Search the data for the string "bronze" and gather each line it is in.

[start RECORDS FOR THIS EXERCISE]

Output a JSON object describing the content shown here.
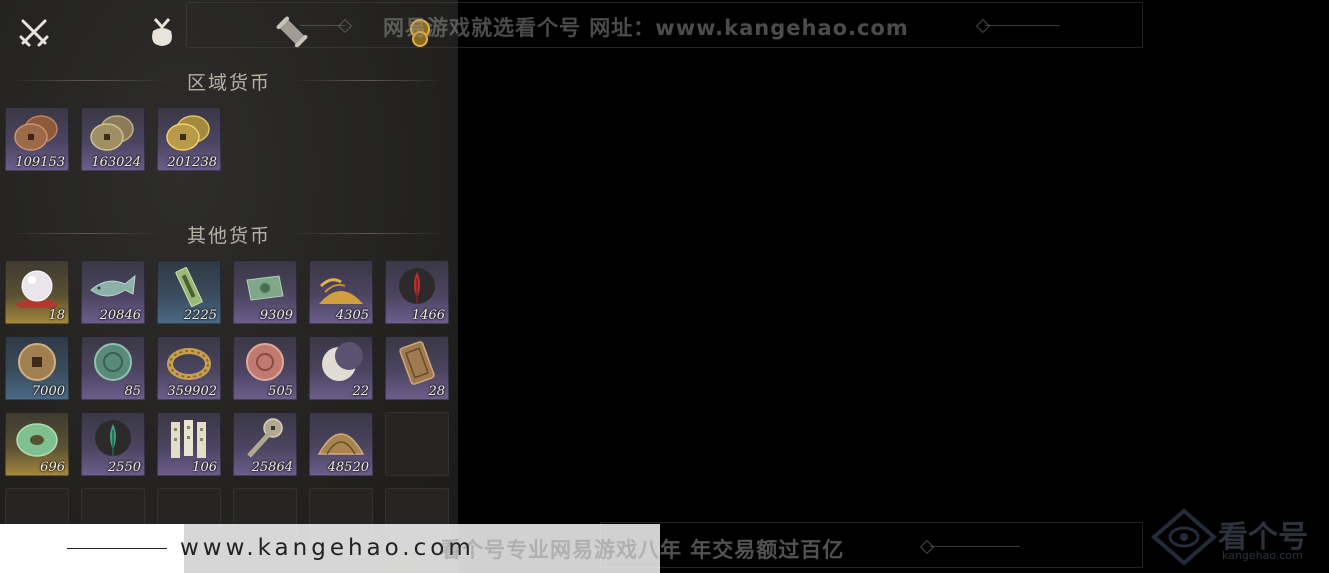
{
  "tabs": [
    {
      "icon": "crossed-swords-icon"
    },
    {
      "icon": "pouch-icon"
    },
    {
      "icon": "scroll-icon"
    },
    {
      "icon": "coin-tab-icon"
    }
  ],
  "sections": {
    "regional": {
      "title": "区域货币",
      "items": [
        {
          "icon": "copper-coins-icon",
          "qty": "109153",
          "rarity": "purple"
        },
        {
          "icon": "silver-coins-icon",
          "qty": "163024",
          "rarity": "purple"
        },
        {
          "icon": "gold-coins-icon",
          "qty": "201238",
          "rarity": "purple"
        }
      ]
    },
    "other": {
      "title": "其他货币",
      "rows": [
        [
          {
            "icon": "pearl-icon",
            "qty": "18",
            "rarity": "gold"
          },
          {
            "icon": "jade-fish-icon",
            "qty": "20846",
            "rarity": "purple"
          },
          {
            "icon": "jade-token-icon",
            "qty": "2225",
            "rarity": "blue"
          },
          {
            "icon": "banknote-icon",
            "qty": "9309",
            "rarity": "purple"
          },
          {
            "icon": "grain-pile-icon",
            "qty": "4305",
            "rarity": "purple"
          },
          {
            "icon": "red-feather-icon",
            "qty": "1466",
            "rarity": "purple"
          }
        ],
        [
          {
            "icon": "bronze-coin-icon",
            "qty": "7000",
            "rarity": "blue"
          },
          {
            "icon": "jade-medallion-icon",
            "qty": "85",
            "rarity": "purple"
          },
          {
            "icon": "gold-bracelet-icon",
            "qty": "359902",
            "rarity": "purple"
          },
          {
            "icon": "pink-medallion-icon",
            "qty": "505",
            "rarity": "purple"
          },
          {
            "icon": "crescent-moon-icon",
            "qty": "22",
            "rarity": "purple"
          },
          {
            "icon": "bronze-plaque-icon",
            "qty": "28",
            "rarity": "purple"
          }
        ],
        [
          {
            "icon": "jade-disc-icon",
            "qty": "696",
            "rarity": "gold"
          },
          {
            "icon": "green-feather-icon",
            "qty": "2550",
            "rarity": "purple"
          },
          {
            "icon": "bamboo-slips-icon",
            "qty": "106",
            "rarity": "purple"
          },
          {
            "icon": "spade-coin-icon",
            "qty": "25864",
            "rarity": "purple"
          },
          {
            "icon": "bronze-fan-icon",
            "qty": "48520",
            "rarity": "purple"
          },
          {
            "icon": "",
            "qty": "",
            "rarity": "empty"
          }
        ]
      ]
    }
  },
  "watermark": {
    "top": "网易游戏就选看个号   网址：www.kangehao.com",
    "bottom": "看个号专业网易游戏八年   年交易额过百亿",
    "url": "www.kangehao.com",
    "logo_main": "看个号",
    "logo_sub": "kangehao.com"
  },
  "colors": {
    "rarity_purple": "#6c5e8c",
    "rarity_gold": "#a5893d",
    "rarity_blue": "#4b6a86"
  }
}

[end RECORDS FOR THIS EXERCISE]

TASK ANSWER >>
            "icon": "bronze-coin-icon",
            "icon": "bronze-plaque-icon",
            "icon": "bronze-fan-icon",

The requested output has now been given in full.